_Records shown_
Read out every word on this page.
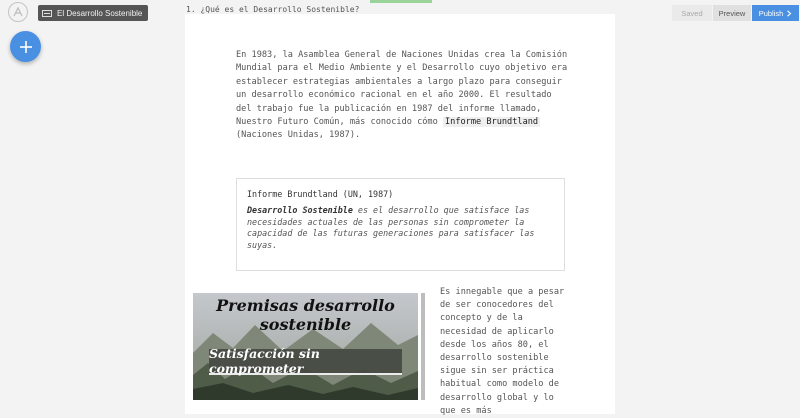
El Desarrollo Sostenible	1. ¿Qué es el Desarrollo Sostenible?	Saved	Preview	Publish
En 1983, la Asamblea General de Naciones Unidas crea la Comisión Mundial para el Medio Ambiente y el Desarrollo cuyo objetivo era establecer estrategias ambientales a largo plazo para conseguir un desarrollo económico racional en el año 2000. El resultado del trabajo fue la publicación en 1987 del informe llamado, Nuestro Futuro Común, más conocido cómo Informe Brundtland (Naciones Unidas, 1987).
Informe Brundtland (UN, 1987)
Desarrollo Sostenible es el desarrollo que satisface las necesidades actuales de las personas sin comprometer la capacidad de las futuras generaciones para satisfacer las suyas.
Premisas desarrollo
sostenible
Satisfacción sin comprometer
Es innegable que a pesar de ser conocedores del concepto y de la necesidad de aplicarlo desde los años 80, el desarrollo sostenible sigue sin ser práctica habitual como modelo de desarrollo global y lo que es más
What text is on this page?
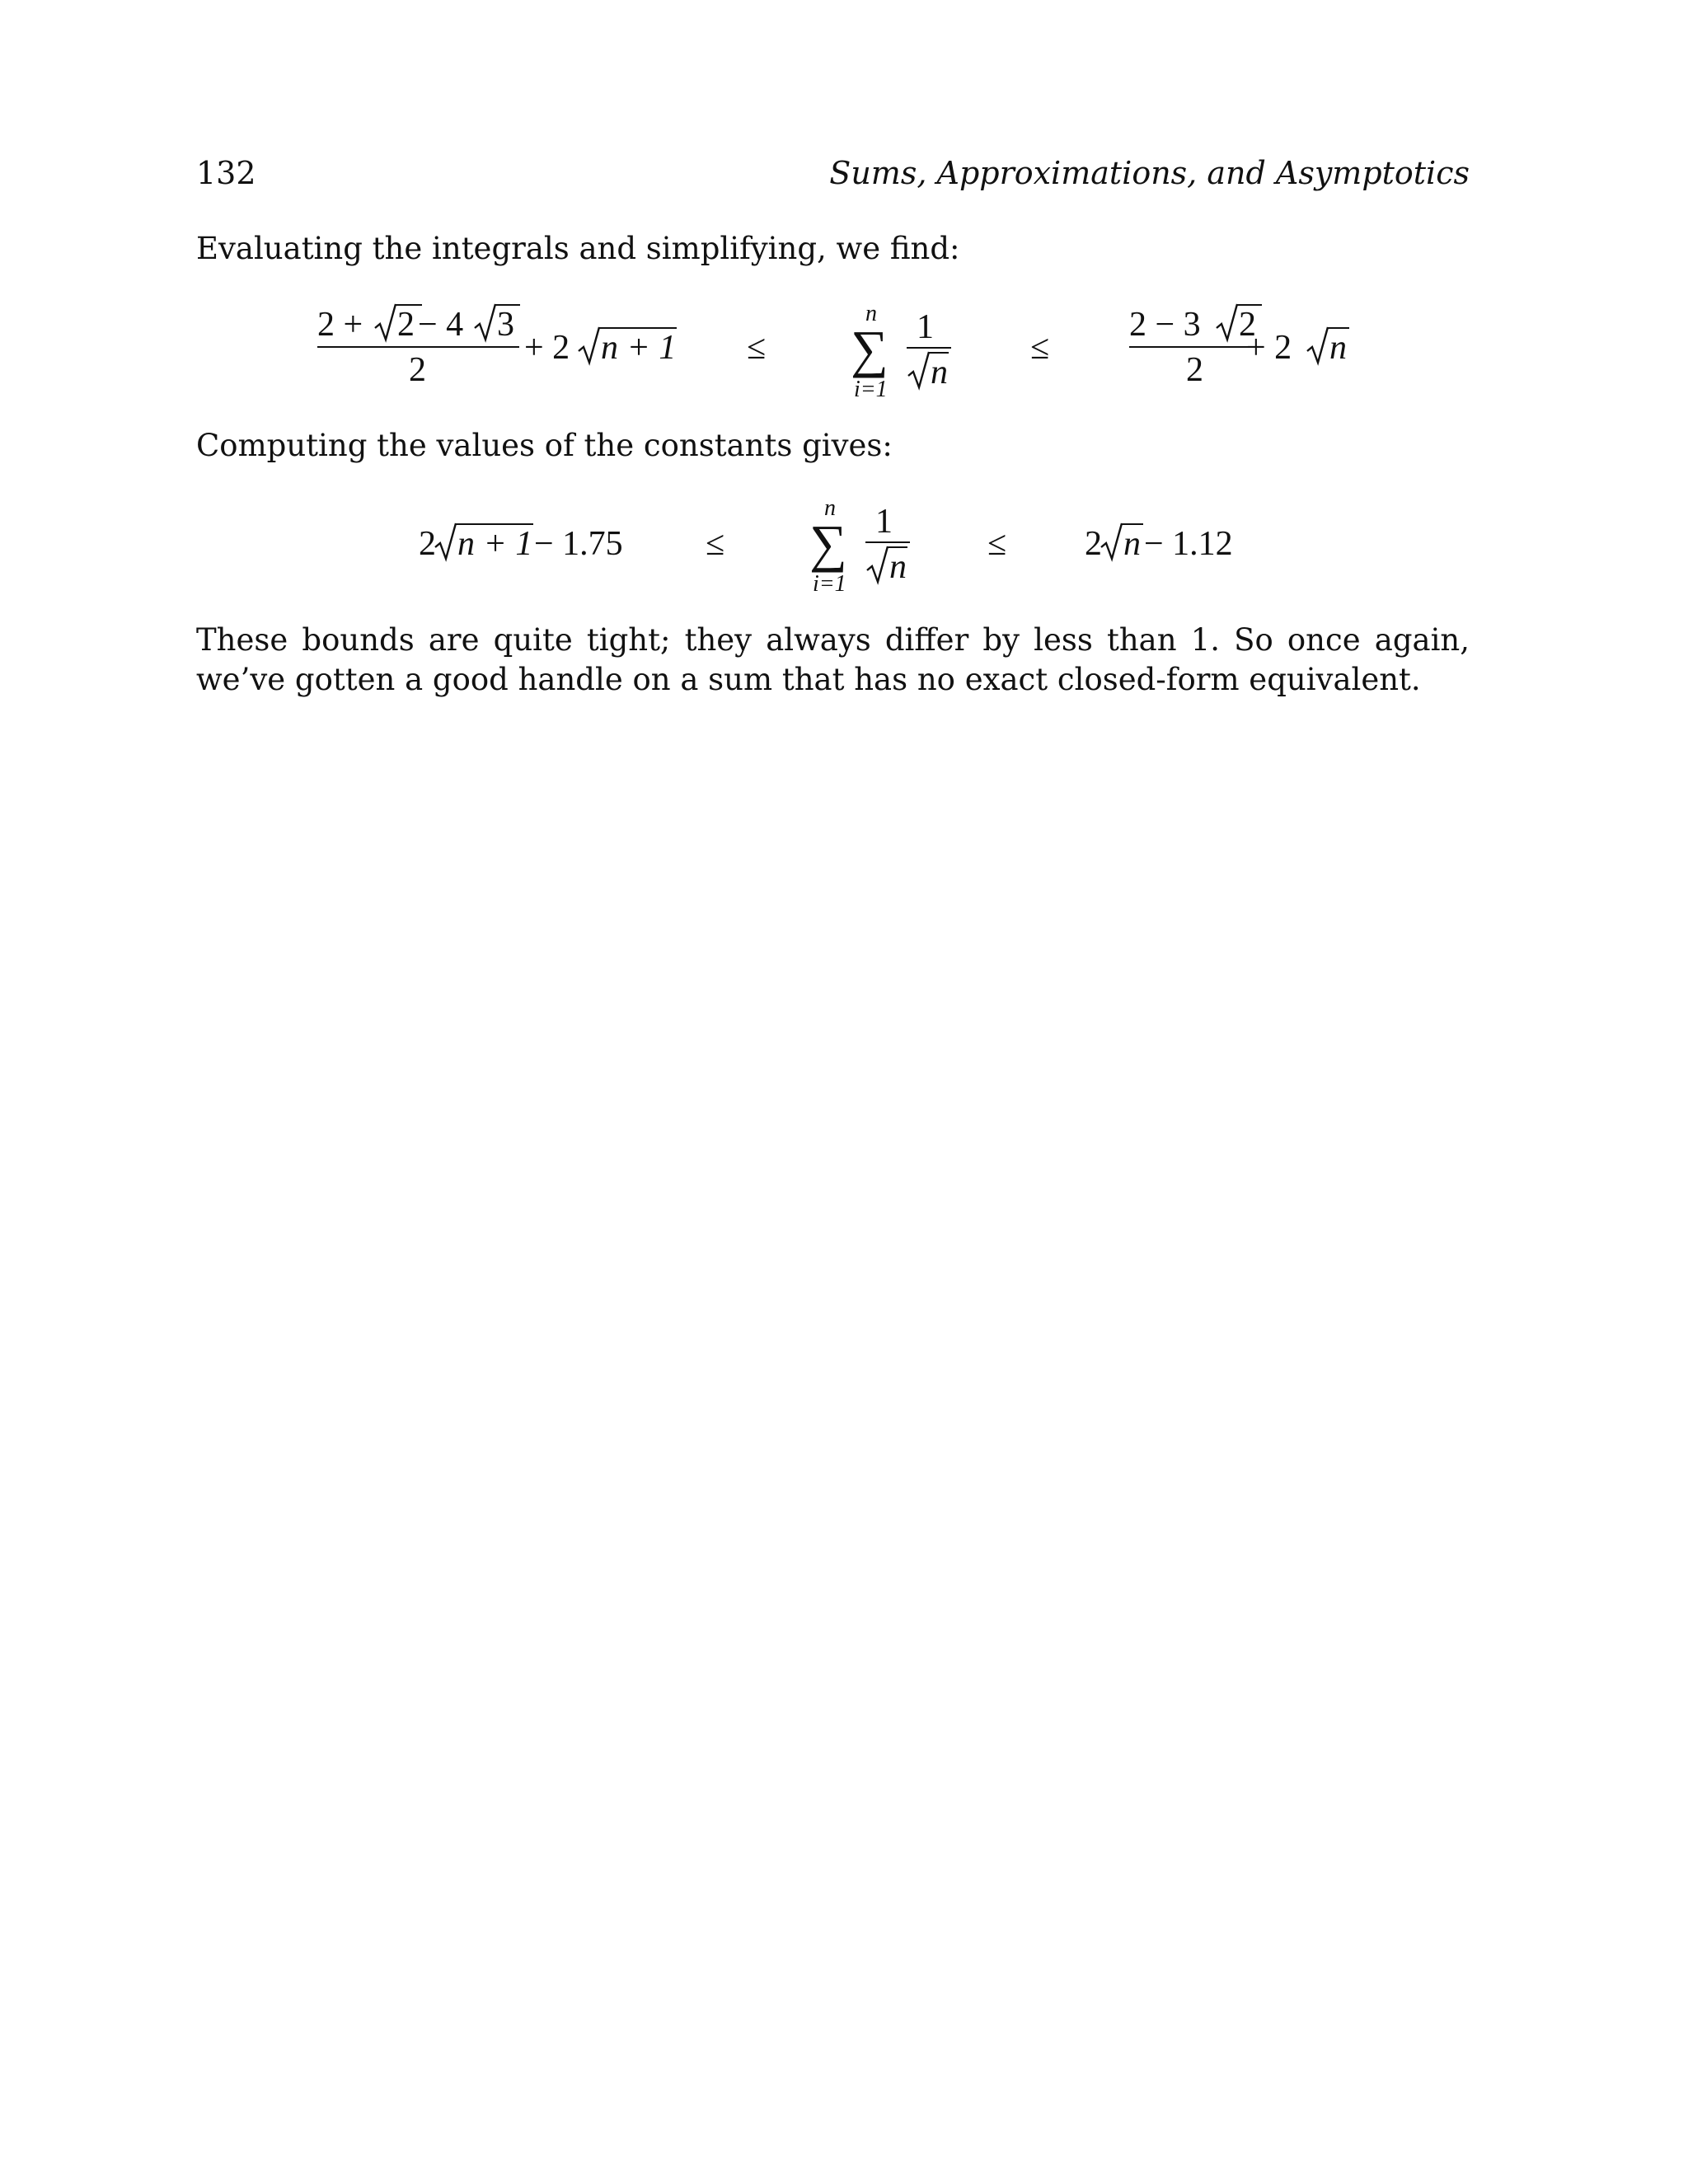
132	Sums, Approximations, and Asymptotics

Evaluating the integrals and simplifying, we find:

2 + 2 − 4 3
2
+ 2 n + 1 ≤
n
∑
i=1
1
n
≤
2 − 3 2
2
+ 2 n

Computing the values of the constants gives:

2 n + 1 − 1.75 ≤
n
∑
i=1
1
n
≤ 2 n − 1.12

These bounds are quite tight; they always differ by less than 1. So once again, we’ve gotten a good handle on a sum that has no exact closed-form equivalent.
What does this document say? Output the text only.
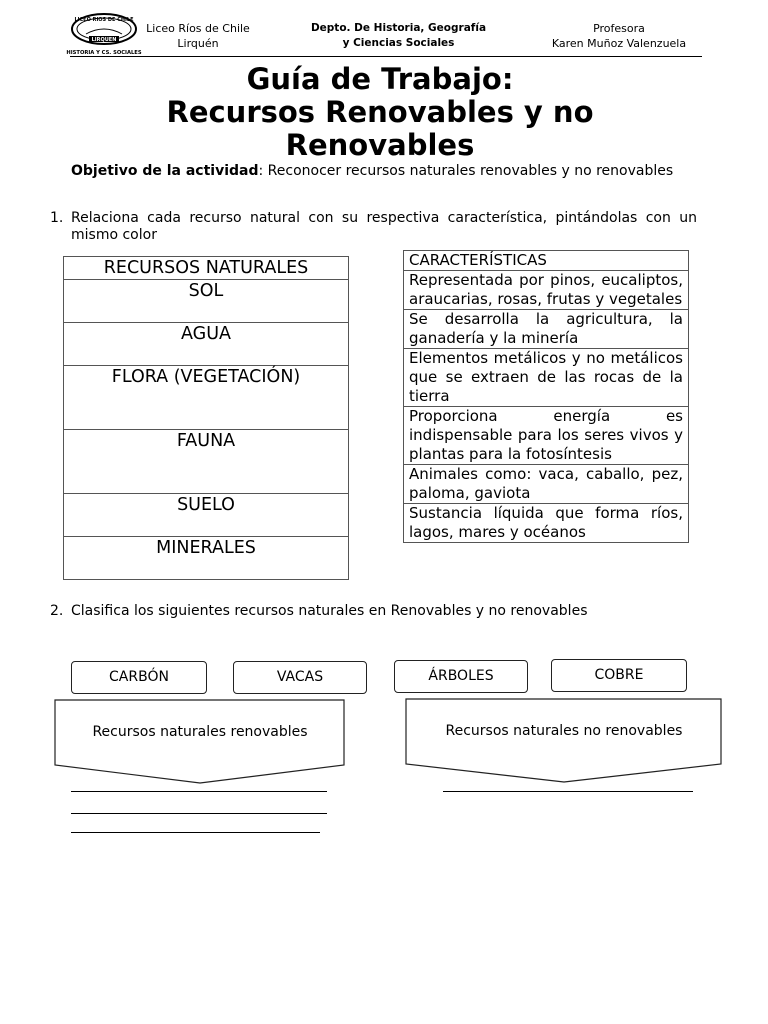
LICEO RIOS DE CHILE
LIRQUEN
HISTORIA Y CS. SOCIALES
Liceo Ríos de Chile
Lirquén
Depto. De Historia, Geografía
y Ciencias Sociales
Profesora
Karen Muñoz Valenzuela
Guía de Trabajo:
Recursos Renovables y no Renovables
Objetivo de la actividad: Reconocer recursos naturales renovables y no renovables
1. Relaciona cada recurso natural con su respectiva característica, pintándolas con un mismo color
RECURSOS NATURALES
SOL
AGUA
FLORA (VEGETACIÓN)
FAUNA
SUELO
MINERALES
CARACTERÍSTICAS
Representada por pinos, eucaliptos, araucarias, rosas, frutas y vegetales
Se desarrolla la agricultura, la ganadería y la minería
Elementos metálicos y no metálicos que se extraen de las rocas de la tierra
Proporciona energía es indispensable para los seres vivos y plantas para la fotosíntesis
Animales como: vaca, caballo, pez, paloma, gaviota
Sustancia líquida que forma ríos, lagos, mares y océanos
2. Clasifica los siguientes recursos naturales en Renovables y no renovables
CARBÓN	VACAS	ÁRBOLES	COBRE
Recursos naturales renovables	Recursos naturales no renovables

_Problem description_
Above are the records; reproduce them exactly and leave out the pictures.

_Finished task_
Read out every word on this page.
El Desarrollo Sostenible	1. ¿Qué es el Desarrollo Sostenible?	Saved	Preview	Publish
En 1983, la Asamblea General de Naciones Unidas crea la Comisión Mundial para el Medio Ambiente y el Desarrollo cuyo objetivo era establecer estrategias ambientales a largo plazo para conseguir un desarrollo económico racional en el año 2000. El resultado del trabajo fue la publicación en 1987 del informe llamado, Nuestro Futuro Común, más conocido cómo Informe Brundtland (Naciones Unidas, 1987).
Informe Brundtland (UN, 1987)
Desarrollo Sostenible es el desarrollo que satisface las necesidades actuales de las personas sin comprometer la capacidad de las futuras generaciones para satisfacer las suyas.
Premisas desarrollo
sostenible
Satisfacción sin comprometer
Es innegable que a pesar de ser conocedores del concepto y de la necesidad de aplicarlo desde los años 80, el desarrollo sostenible sigue sin ser práctica habitual como modelo de desarrollo global y lo que es más
What text is on this page?
132	Sums, Approximations, and Asymptotics

Evaluating the integrals and simplifying, we find:

2 + 2 − 4 3
2
+ 2 n + 1 ≤
n
∑
i=1
1
n
≤
2 − 3 2
2
+ 2 n

Computing the values of the constants gives:

2 n + 1 − 1.75 ≤
n
∑
i=1
1
n
≤ 2 n − 1.12

These bounds are quite tight; they always differ by less than 1. So once again, we’ve gotten a good handle on a sum that has no exact closed-form equivalent.
What does this document say? Output the text only.
LICEO RIOS DE CHILE
LIRQUEN
HISTORIA Y CS. SOCIALES
Liceo Ríos de Chile
Lirquén
Depto. De Historia, Geografía
y Ciencias Sociales
Profesora
Karen Muñoz Valenzuela
Guía de Trabajo:
Recursos Renovables y no Renovables
Objetivo de la actividad: Reconocer recursos naturales renovables y no renovables
1. Relaciona cada recurso natural con su respectiva característica, pintándolas con un mismo color
RECURSOS NATURALES
SOL
AGUA
FLORA (VEGETACIÓN)
FAUNA
SUELO
MINERALES
CARACTERÍSTICAS
Representada por pinos, eucaliptos, araucarias, rosas, frutas y vegetales
Se desarrolla la agricultura, la ganadería y la minería
Elementos metálicos y no metálicos que se extraen de las rocas de la tierra
Proporciona energía es indispensable para los seres vivos y plantas para la fotosíntesis
Animales como: vaca, caballo, pez, paloma, gaviota
Sustancia líquida que forma ríos, lagos, mares y océanos
2. Clasifica los siguientes recursos naturales en Renovables y no renovables
CARBÓN	VACAS	ÁRBOLES	COBRE
Recursos naturales renovables	Recursos naturales no renovables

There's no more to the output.